» THE EXERCISE: Return all lines below containing the word "JSON".
## Begin ENTRIES SUPPLIED
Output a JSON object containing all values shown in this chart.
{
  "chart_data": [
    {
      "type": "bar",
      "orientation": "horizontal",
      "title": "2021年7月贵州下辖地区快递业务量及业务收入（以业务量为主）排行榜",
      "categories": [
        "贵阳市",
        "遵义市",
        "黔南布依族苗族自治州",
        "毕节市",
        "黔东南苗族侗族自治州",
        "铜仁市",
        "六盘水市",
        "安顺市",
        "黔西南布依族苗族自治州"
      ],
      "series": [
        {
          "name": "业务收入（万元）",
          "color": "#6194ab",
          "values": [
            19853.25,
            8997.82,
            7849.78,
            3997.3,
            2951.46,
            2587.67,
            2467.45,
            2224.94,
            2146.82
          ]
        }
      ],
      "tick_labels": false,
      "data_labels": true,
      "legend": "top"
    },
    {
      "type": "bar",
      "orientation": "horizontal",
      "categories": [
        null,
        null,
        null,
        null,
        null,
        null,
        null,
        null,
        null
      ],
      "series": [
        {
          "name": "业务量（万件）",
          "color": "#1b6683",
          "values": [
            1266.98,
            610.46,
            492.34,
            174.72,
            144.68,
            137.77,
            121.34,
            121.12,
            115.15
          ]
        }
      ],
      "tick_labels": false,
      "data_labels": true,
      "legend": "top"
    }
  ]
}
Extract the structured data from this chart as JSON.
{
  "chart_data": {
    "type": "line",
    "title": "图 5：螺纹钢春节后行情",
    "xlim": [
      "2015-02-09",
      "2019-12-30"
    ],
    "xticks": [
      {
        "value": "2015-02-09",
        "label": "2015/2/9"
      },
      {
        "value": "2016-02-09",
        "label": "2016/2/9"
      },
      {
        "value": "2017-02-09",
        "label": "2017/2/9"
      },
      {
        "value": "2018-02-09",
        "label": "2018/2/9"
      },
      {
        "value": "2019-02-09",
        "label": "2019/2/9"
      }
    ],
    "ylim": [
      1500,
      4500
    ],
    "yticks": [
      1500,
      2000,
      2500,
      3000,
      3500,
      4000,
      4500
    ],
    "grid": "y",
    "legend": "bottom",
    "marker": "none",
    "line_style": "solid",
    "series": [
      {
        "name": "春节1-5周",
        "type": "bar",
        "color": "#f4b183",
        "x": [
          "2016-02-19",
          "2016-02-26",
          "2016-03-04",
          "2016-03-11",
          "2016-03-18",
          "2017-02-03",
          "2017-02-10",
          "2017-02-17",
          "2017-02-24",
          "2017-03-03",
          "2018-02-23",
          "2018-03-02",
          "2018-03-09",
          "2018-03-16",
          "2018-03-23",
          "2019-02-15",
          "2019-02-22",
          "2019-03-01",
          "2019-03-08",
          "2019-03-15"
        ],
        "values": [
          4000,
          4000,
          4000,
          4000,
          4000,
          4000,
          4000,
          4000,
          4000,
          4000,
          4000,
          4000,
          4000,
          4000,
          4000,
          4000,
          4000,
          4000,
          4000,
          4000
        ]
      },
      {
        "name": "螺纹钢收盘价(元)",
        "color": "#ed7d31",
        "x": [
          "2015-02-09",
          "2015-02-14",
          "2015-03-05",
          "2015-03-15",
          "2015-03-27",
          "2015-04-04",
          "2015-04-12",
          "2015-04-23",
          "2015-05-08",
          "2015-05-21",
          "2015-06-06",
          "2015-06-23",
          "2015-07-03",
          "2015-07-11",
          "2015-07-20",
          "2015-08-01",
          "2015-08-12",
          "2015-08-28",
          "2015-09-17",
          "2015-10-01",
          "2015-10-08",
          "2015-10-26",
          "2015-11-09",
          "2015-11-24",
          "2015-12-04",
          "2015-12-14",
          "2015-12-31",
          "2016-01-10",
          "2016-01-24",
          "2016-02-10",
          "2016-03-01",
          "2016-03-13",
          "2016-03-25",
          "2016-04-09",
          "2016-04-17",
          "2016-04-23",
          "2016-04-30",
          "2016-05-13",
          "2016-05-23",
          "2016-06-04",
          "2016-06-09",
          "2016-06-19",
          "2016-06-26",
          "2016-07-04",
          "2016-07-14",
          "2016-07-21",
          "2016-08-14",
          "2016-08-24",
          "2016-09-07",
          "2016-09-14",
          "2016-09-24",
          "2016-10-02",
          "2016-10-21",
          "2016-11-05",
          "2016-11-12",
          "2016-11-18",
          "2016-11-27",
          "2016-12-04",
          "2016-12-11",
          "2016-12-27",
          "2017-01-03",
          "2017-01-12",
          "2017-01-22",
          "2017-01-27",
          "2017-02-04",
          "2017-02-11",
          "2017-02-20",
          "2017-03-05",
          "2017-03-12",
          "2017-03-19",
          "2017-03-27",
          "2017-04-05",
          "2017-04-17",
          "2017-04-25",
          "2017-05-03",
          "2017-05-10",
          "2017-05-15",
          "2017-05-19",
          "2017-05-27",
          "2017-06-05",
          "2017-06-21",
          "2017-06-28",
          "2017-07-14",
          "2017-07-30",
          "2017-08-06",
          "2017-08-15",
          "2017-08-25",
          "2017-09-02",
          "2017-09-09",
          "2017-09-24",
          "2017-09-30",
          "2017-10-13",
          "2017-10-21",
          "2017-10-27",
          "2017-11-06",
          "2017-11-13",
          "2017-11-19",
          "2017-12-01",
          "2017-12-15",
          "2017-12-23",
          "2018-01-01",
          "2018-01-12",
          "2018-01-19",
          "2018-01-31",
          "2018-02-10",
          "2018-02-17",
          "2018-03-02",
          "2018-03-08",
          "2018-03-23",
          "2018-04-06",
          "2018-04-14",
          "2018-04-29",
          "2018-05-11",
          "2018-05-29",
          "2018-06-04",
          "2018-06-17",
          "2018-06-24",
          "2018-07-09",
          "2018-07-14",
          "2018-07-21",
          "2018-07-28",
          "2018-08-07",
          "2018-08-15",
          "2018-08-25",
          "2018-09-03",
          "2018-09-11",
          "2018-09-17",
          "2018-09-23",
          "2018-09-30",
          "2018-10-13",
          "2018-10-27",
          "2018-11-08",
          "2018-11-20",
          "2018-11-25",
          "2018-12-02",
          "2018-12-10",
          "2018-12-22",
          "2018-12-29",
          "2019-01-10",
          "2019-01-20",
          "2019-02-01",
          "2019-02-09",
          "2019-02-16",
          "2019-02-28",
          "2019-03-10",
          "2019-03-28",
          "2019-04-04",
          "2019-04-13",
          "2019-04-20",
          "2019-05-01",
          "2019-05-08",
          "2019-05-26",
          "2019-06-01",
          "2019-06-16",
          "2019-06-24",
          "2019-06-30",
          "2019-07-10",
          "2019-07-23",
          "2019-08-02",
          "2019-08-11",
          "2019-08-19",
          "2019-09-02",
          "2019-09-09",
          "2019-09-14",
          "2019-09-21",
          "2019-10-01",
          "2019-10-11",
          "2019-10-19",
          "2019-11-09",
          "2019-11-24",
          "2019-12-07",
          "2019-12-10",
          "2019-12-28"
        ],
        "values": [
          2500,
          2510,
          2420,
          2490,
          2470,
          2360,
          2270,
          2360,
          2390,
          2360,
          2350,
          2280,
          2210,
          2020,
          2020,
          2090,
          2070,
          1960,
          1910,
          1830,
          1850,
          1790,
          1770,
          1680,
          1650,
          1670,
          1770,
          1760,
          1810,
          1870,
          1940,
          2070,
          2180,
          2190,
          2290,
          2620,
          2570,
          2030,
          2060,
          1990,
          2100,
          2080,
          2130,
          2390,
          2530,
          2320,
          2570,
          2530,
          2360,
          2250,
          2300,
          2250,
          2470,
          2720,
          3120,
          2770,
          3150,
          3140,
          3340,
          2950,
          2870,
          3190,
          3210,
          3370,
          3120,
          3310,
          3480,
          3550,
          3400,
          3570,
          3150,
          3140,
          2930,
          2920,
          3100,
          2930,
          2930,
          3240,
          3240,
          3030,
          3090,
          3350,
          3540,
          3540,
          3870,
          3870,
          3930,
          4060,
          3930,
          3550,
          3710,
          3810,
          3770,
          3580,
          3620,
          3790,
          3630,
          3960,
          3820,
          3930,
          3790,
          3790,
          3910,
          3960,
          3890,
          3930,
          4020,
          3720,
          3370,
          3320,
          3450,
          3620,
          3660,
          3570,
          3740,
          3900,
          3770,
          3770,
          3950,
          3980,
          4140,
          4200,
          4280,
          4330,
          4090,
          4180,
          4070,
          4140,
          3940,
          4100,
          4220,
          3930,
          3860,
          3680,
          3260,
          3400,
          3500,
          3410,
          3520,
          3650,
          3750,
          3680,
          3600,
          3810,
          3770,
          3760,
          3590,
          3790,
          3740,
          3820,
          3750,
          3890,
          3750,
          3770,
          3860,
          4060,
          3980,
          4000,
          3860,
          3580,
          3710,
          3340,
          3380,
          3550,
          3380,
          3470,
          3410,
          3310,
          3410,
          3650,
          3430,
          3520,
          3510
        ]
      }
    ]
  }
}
## End ENTRIES SUPPLIED
» FINISHED EXERCISE:
Output a JSON object containing all values shown in this chart.
Extract the structured data from this chart as JSON.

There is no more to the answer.